__Exercise details__: Below is a block of records. Copy every line in it that contains the word "یافته".

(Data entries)
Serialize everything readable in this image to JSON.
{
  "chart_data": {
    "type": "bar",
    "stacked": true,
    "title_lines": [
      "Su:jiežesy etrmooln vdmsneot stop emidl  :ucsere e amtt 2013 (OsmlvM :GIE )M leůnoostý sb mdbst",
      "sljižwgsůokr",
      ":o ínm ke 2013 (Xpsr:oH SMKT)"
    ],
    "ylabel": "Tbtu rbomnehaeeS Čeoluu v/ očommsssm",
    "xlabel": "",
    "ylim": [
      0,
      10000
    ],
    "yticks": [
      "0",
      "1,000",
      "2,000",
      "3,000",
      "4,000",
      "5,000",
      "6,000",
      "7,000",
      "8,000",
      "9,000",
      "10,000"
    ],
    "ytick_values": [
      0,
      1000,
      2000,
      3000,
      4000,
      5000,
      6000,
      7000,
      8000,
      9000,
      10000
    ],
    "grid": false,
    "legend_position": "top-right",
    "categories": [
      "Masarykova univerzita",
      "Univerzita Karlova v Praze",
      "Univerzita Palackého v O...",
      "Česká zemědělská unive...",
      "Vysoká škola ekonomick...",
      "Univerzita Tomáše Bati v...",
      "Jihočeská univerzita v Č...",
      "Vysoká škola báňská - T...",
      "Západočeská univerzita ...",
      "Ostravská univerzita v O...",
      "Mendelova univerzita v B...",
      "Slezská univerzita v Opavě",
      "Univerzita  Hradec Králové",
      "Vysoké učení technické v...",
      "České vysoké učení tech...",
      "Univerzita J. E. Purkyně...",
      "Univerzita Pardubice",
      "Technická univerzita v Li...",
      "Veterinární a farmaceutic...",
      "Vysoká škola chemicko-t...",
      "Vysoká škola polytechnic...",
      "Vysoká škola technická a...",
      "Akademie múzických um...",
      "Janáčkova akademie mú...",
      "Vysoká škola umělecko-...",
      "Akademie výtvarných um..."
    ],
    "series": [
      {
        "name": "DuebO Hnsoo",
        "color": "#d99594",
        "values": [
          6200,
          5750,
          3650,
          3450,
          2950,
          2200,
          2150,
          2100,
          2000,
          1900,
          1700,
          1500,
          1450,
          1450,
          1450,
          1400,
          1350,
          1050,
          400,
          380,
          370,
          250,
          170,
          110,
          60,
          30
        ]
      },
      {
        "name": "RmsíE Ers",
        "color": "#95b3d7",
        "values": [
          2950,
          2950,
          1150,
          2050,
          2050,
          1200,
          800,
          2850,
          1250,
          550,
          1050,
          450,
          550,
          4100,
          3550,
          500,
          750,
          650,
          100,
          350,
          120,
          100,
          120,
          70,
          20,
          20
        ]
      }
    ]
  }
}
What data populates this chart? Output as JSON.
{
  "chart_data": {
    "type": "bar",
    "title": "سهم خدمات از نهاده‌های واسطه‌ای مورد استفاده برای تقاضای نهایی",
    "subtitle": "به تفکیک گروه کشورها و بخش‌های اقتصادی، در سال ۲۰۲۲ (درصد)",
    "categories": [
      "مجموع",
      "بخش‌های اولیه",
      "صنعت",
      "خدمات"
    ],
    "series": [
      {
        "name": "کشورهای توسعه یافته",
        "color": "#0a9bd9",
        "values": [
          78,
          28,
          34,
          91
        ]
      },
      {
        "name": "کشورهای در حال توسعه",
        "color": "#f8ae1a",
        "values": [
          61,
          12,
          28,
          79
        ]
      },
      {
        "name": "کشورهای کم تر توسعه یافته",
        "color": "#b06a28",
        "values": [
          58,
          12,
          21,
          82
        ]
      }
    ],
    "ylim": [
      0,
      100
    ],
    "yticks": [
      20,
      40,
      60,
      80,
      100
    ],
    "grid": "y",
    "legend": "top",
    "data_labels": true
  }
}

__Response to the task__:
        "name": "کشورهای توسعه یافته",
        "name": "کشورهای کم تر توسعه یافته",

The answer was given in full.